#### Dettagli esercizio:
Trascrivi integralmente e senza modifiche il testo su Diego Carlos.

#### Testo fornito:
=====

C’è curiosità per vedere all’opera Diego Carlos, uno dei nuovi acquisti che per i tifosi del Como sono ancora un punto di domanda. Ci si chiede: riuscirà a far fare il salto di qualità alla difesa di Fabregas?
Il momento più importante nella carriera del 32enne centrale paulista si può identificare probabilmente nella serata del 21 agosto 2020. Stadi vuoti causa Covid, finale d’Europa League tra il suo Siviglia e l’Inter. Un trofeo quasi di proprietà dei plurivittoriosi spagnoli, ma che rischia di sfuggirgli: a Colonia infatti i nerazzurri se la giocano alla grande e arrivano a un quarto d’ora dalla fine sul 2-2. Calcio d’angolo Siviglia, batte Banega, Diego Carlos si inventa una rovesciata in splendido stile, la palla sembra diretta fuori ma incoccia in Lukaku, che devia e fa autogol. Mega esultanza biancorossa, abbattimento nerazzurro: tutti sono consapevoli che in quel momento la coppa ha preso la strada dell’Andalusia. Anche grazie alla “pazzia” del nuovo difensore del Como.

=====

Righe di dati:
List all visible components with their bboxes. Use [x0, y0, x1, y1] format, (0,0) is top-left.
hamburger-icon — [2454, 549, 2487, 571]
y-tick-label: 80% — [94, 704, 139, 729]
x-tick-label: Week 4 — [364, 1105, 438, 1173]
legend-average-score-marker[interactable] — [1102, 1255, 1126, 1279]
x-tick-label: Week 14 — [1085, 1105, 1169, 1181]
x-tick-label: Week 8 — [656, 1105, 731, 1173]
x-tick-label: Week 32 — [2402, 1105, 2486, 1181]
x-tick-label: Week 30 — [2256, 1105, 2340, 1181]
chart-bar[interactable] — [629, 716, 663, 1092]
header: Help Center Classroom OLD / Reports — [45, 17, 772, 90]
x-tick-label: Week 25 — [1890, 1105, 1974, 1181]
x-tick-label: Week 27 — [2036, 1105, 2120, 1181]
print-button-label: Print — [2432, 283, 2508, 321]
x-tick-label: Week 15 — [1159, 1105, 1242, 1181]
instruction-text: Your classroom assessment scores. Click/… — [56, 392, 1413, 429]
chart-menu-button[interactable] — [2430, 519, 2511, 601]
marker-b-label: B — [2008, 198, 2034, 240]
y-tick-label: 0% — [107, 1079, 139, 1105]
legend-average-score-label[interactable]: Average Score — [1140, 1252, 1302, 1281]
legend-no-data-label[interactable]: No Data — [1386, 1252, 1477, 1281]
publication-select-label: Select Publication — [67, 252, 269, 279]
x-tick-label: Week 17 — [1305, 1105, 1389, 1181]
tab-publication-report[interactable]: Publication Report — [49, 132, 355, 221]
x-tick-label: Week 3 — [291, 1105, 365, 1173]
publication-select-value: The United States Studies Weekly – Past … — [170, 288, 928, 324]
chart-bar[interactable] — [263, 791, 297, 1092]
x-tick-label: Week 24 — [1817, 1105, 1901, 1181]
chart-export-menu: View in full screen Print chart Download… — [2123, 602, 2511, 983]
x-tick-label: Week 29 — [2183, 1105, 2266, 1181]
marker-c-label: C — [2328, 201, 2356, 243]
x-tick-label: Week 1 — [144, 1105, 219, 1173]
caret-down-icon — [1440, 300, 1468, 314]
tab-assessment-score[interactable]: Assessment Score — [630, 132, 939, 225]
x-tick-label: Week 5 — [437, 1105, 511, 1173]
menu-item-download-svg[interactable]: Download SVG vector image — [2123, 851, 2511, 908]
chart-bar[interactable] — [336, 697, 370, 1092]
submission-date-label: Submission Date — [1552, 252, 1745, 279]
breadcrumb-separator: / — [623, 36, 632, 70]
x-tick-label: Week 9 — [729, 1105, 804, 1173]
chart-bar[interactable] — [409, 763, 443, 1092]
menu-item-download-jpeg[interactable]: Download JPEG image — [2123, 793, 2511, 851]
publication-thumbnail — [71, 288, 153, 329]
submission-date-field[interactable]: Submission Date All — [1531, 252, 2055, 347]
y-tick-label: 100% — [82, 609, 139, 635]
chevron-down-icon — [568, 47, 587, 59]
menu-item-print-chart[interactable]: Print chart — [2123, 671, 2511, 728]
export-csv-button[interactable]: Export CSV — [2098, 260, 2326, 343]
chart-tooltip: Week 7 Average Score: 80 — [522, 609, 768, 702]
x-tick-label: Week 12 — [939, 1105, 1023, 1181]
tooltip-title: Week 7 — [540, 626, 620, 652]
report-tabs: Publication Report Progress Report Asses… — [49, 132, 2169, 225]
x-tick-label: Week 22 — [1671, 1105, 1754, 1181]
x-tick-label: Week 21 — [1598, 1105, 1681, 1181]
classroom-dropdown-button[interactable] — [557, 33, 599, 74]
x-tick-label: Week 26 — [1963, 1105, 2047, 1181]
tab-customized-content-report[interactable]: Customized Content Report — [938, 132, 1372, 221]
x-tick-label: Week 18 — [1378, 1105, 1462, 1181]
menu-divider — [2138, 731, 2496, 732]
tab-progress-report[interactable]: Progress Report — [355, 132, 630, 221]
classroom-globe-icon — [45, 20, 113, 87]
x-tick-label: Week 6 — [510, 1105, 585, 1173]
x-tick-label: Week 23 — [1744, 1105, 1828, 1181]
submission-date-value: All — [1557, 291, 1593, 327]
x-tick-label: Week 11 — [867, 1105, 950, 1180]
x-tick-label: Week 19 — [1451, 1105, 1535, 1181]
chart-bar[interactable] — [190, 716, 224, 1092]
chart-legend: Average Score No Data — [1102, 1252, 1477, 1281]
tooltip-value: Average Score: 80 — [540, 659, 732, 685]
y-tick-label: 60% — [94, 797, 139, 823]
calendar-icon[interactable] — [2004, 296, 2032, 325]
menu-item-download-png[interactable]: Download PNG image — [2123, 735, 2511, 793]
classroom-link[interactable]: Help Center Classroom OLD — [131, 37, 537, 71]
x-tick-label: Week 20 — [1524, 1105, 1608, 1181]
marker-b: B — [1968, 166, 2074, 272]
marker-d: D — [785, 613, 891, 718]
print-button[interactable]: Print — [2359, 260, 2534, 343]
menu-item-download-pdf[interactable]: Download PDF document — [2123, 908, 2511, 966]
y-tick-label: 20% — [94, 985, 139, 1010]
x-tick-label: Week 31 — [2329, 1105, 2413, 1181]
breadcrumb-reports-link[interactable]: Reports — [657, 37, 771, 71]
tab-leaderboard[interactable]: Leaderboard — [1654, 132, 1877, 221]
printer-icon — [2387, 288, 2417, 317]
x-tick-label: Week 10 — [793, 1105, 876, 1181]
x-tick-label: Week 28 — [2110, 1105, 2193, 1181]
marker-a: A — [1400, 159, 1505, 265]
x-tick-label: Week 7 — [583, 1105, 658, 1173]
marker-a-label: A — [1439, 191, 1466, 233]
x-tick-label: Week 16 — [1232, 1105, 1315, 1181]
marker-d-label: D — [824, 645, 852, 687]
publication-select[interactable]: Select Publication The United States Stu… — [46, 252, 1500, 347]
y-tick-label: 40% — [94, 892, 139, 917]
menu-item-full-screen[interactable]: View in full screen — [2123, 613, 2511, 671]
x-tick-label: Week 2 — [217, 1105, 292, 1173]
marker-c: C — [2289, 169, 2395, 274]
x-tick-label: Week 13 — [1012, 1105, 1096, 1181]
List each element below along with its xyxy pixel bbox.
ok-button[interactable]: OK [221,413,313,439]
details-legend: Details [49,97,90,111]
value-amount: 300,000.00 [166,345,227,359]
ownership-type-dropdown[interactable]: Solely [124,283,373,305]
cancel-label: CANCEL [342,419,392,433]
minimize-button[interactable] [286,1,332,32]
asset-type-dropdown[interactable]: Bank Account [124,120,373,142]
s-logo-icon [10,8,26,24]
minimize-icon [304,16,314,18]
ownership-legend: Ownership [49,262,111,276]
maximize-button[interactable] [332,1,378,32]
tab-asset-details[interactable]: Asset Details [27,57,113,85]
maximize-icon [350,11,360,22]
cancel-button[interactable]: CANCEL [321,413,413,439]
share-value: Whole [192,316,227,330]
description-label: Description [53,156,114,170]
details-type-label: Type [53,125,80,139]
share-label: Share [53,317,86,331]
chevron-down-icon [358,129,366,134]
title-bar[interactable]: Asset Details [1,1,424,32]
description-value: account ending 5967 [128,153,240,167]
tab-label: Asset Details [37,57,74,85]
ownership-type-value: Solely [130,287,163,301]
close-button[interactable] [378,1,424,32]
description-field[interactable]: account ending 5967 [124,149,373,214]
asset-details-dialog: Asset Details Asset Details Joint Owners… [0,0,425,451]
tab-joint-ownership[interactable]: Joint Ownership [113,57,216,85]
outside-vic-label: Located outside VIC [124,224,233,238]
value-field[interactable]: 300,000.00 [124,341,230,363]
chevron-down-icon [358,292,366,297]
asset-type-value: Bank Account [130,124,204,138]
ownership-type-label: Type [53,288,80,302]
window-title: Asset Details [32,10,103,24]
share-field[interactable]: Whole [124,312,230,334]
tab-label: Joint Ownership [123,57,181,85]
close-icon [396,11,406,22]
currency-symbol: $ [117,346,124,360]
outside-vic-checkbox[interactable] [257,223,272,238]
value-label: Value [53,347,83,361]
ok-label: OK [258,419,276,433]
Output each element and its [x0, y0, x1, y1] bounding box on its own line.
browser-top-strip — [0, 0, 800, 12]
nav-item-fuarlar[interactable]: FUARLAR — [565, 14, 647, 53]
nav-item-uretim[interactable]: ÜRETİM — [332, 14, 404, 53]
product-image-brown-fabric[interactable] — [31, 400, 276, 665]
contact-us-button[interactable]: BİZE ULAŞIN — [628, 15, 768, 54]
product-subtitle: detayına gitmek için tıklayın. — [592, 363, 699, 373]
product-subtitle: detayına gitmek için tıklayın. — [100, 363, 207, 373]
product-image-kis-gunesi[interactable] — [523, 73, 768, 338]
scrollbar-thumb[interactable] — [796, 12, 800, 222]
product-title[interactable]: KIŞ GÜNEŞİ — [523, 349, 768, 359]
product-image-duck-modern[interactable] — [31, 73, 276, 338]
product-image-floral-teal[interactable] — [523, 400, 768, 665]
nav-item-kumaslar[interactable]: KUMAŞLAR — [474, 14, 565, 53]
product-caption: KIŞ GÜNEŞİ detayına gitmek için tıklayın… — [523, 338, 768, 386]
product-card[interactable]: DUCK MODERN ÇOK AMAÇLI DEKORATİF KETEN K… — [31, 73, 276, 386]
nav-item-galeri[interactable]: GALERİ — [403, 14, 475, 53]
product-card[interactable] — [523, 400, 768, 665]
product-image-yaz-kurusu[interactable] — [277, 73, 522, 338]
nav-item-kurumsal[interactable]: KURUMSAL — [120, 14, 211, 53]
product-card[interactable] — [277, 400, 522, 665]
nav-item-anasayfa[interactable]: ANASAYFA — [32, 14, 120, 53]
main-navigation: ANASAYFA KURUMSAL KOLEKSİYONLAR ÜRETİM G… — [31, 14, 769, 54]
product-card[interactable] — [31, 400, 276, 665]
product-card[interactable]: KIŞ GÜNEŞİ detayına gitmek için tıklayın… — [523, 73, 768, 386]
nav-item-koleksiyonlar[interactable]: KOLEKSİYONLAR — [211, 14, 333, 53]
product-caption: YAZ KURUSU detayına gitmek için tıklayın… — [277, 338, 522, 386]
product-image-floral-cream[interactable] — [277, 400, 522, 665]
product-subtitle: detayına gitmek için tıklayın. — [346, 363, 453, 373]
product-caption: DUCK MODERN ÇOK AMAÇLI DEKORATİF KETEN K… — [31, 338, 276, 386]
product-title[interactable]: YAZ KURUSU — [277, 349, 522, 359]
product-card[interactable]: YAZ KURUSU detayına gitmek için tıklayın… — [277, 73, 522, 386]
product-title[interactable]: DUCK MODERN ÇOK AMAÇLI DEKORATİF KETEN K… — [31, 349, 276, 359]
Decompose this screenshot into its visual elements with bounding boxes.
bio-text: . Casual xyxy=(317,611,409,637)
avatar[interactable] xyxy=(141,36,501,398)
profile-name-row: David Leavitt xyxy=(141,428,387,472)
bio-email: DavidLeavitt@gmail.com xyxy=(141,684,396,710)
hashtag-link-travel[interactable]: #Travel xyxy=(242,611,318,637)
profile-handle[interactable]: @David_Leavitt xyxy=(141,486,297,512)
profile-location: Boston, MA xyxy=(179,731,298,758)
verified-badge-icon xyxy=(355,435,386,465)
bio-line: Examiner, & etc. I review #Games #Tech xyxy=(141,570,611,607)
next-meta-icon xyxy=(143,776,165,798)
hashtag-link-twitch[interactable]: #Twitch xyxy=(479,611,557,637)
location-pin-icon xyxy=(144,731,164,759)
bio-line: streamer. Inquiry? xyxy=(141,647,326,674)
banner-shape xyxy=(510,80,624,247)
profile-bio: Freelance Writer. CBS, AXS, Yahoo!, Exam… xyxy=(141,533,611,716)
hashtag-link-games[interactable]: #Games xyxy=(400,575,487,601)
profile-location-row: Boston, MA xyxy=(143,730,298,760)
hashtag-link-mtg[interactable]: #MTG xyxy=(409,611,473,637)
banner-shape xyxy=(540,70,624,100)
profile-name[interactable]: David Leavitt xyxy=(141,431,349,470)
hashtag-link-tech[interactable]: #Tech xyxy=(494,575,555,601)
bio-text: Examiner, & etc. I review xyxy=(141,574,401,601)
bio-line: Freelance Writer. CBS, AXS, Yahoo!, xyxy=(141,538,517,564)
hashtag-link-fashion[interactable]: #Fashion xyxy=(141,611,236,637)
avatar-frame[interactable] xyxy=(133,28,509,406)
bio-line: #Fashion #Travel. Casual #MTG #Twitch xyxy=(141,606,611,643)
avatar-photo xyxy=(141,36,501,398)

=====

#### Risultato:
C’è curiosità per vedere all’opera Diego Carlos, uno dei nuovi acquisti che per i tifosi del Como sono ancora un punto di domanda. Ci si chiede: riuscirà a far fare il salto di qualità alla difesa di Fabregas?
Il momento più importante nella carriera del 32enne centrale paulista si può identificare probabilmente nella serata del 21 agosto 2020. Stadi vuoti causa Covid, finale d’Europa League tra il suo Siviglia e l’Inter. Un trofeo quasi di proprietà dei plurivittoriosi spagnoli, ma che rischia di sfuggirgli: a Colonia infatti i nerazzurri se la giocano alla grande e arrivano a un quarto d’ora dalla fine sul 2-2. Calcio d’angolo Siviglia, batte Banega, Diego Carlos si inventa una rovesciata in splendido stile, la palla sembra diretta fuori ma incoccia in Lukaku, che devia e fa autogol. Mega esultanza biancorossa, abbattimento nerazzurro: tutti sono consapevoli che in quel momento la coppa ha preso la strada dell’Andalusia. Anche grazie alla “pazzia” del nuovo difensore del Como.